── Extrait du texte ──

Après l'impression d'ensemble sur le film de Laurent Cantet, Entre les Murs, quelques remarques sur l'accueil fait au film :

Les réactions en salle des profs, tout d'abord. Je suis très surpris par l'animosité que le film inspire, et pas du tout dans les rangs (très maigres) des profs "à l'ancienne", ou conservateurs (cela existe-t-il seulement dans le 93 ?). Le contraste est surprenant avec le déluge d'éloges qu'on voit dans la presse (à peu près unanime). Si je devais faire la synthèse de ce que j'ai déjà entendu, cela donnerait quelque chose du genre : "Il sabote complètement l'image des profs ! Déjà qu'on rame à récolter des crédits pour l'école, qu'est-ce que ça va être maintenant ? Il est incapable de tenir une classe, ce type ! En plus il ne fait jamais cours... Ses élèves n'apprennent rien ! Et puis quelle image il donne des blacks et des beurs ? A en croire le film ils sont tous débiles, incapables de faire une phrase correcte ! On n'a pas des élèves comme ça, nous ! D'ailleurs ce mec il n'est plus prof, il s'est planqué dès qu'il a gagné de l'argent avec ses livres... Franchement, il n'a pas de leçons à donner !"

Toutes ces impressions rejoignent l'article du Nouvel Obs du 25 Septembre 2008 recueillant les réactions de huit profs et intitulé : "Huit profs notent "Entre les Murs" : Zéro Pointé !" On y lit par exemple : "Avec "Entre les Murs", l'école cesse d'être un roman suave. C'est une fresque pleine de cris et d'invectives, où nos enseignants se sentent trahis, bafoués même. "Le film risque d'apporter de l'eau à tous les "déclinologues" qui disent qu'on ne peut plus faire cours, que c'est de la gabegie", regrette Marie-Cécile. D'une seule voix, les huit spectateurs dénoncent la caricature de l'institution : la vie, l'humour sont toujours du côté des élèves. "On fait passer tous les profs, sauf François Marin, pour des c...", pointe Isabelle."

Le plus surprenant dans les réactions négatives, c'est qu'elle ne viennent pas en majorité du camp conservateur, énergiquement incarné par Alain Finkielkraut en tant d'occasions.

───

→ **Consignes**
• a. Répondez aux questions suivantes sur le texte consacré à l'accueil d'Entre les Murs :
(i) Quel réalisateur le texte associe-t-il au film ?
(ii) À quelle date a paru l'article du Nouvel Obs cité ?
(iii) Quelle personne le texte présente-t-elle comme incarnant énergiquement le camp conservateur ?
• b. Reprenez le texte consacré à l'accueil d'Entre les Murs en le poursuivant après sa dernière phrase.
Les matériaux placés après ce texte sont distincts de lui.

── Matériaux sources ──

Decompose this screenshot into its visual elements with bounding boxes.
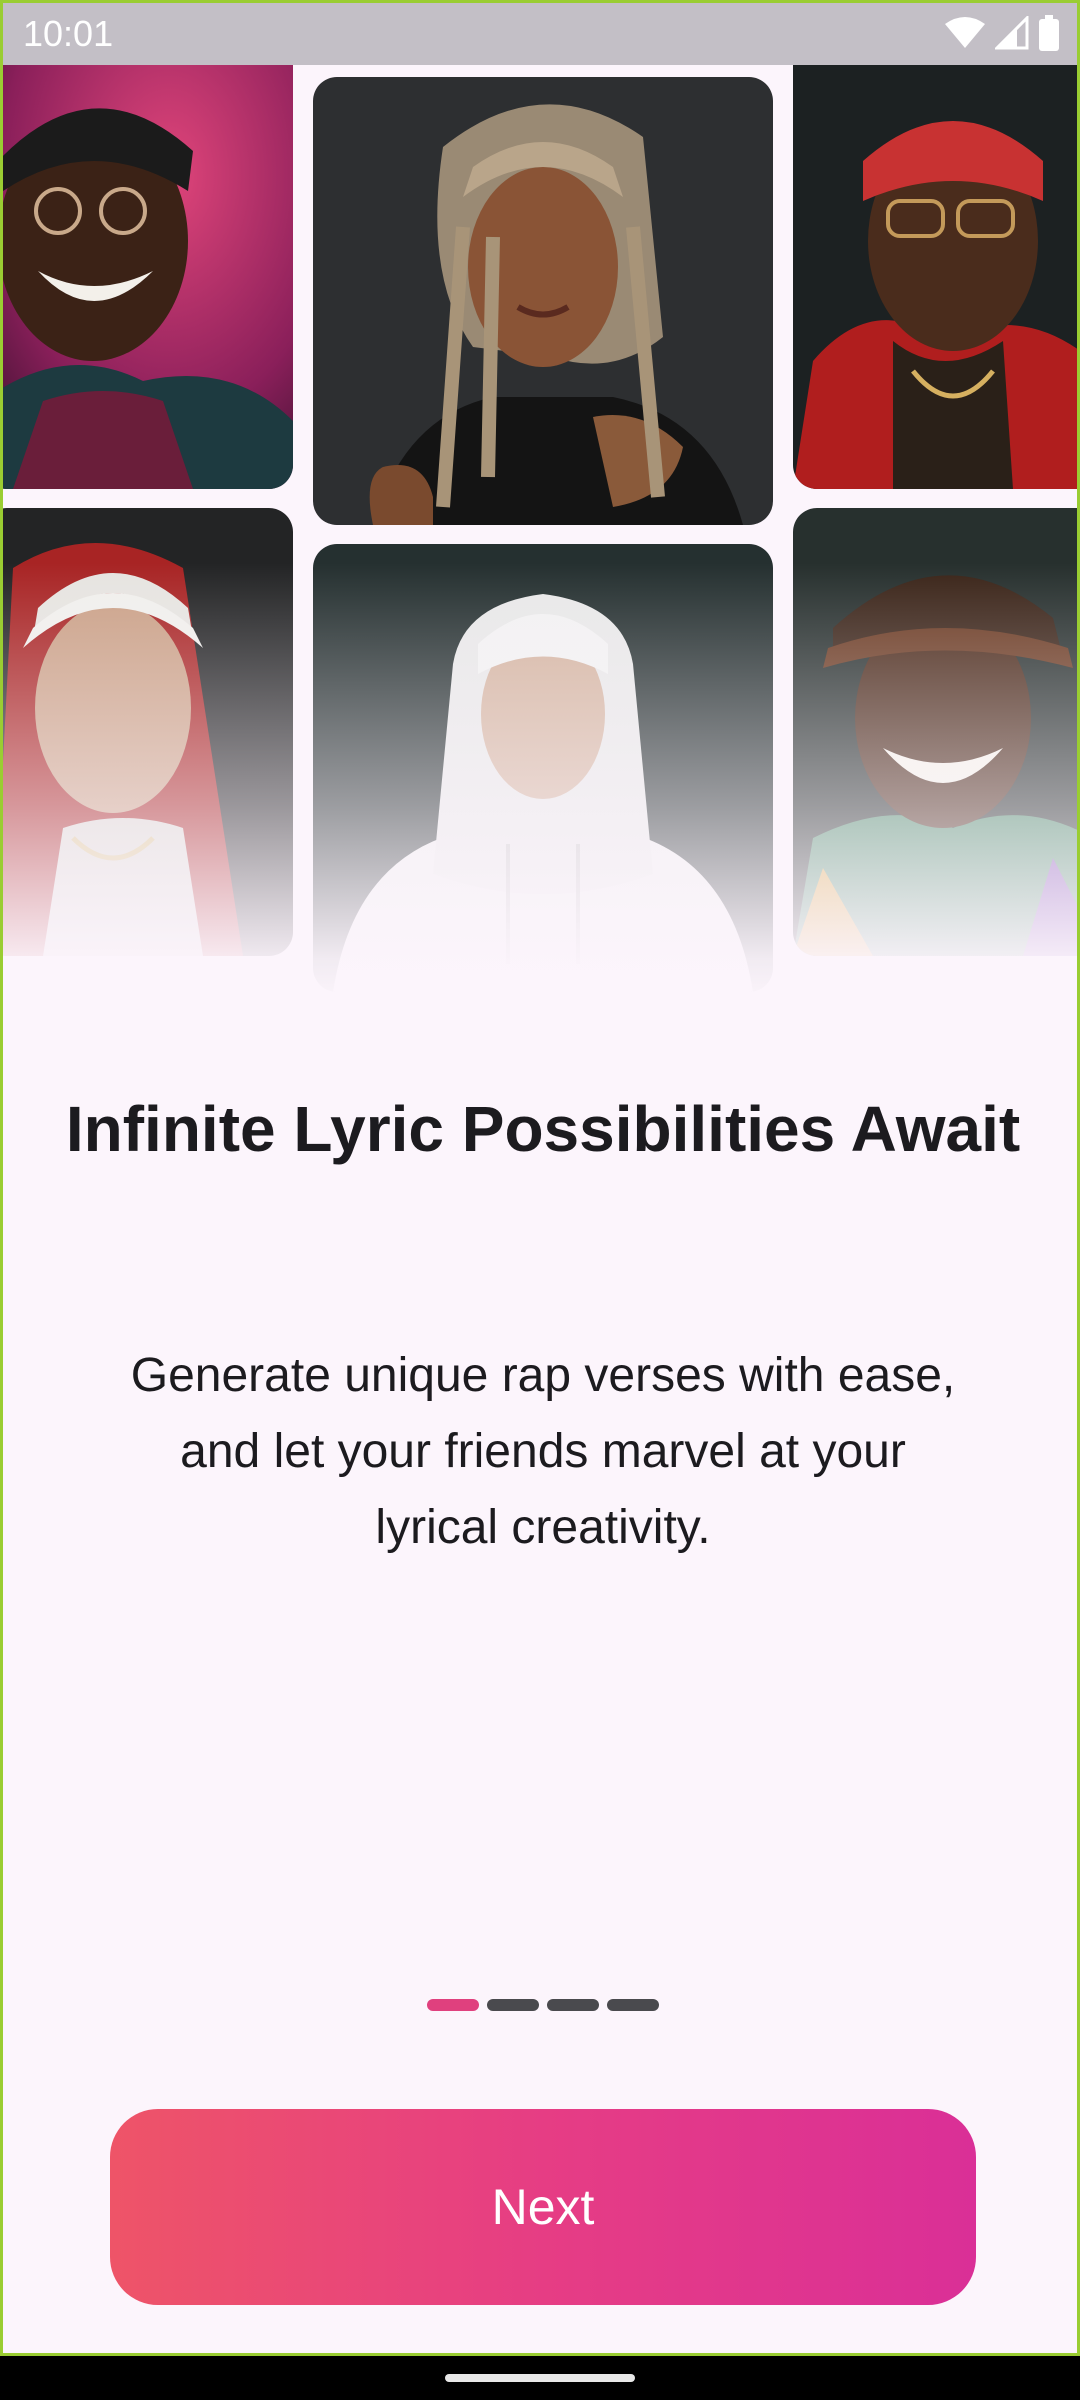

───

→ **Réponses rédigées**
• a.
(i) Laurent Cantet.
(ii) Le 25 septembre 2008.
(iii) Alain Finkielkraut.

• b.
J'ai remarqué par exemple l'interview très vif de Philippe Meirieu, souvent présenté comme le chef de file des pédagogues, ceux précisément que dénonçait Jean-Paul Brighelli dans son pamphlet à succès La Fabrique du Crétin (Folio Documents), et qu'il accusait d'être de dangereux gauchistes responsables de l'effondrement de toutes les valeurs à l'école. Dans cette interview, Philippe Meirieu expliquait par exemple : "Les pratiques pédagogiques dans le film ne sont pas de gauche. On y voit un enseignement fondé sur l'affect, la complicité avec un petit nombre d'élèves. Une pédagogie de gauche donne la parole aux élèves et préconise de se mettre à leur portée et non à leur niveau, c'est là qu'il y a confusion dans le film."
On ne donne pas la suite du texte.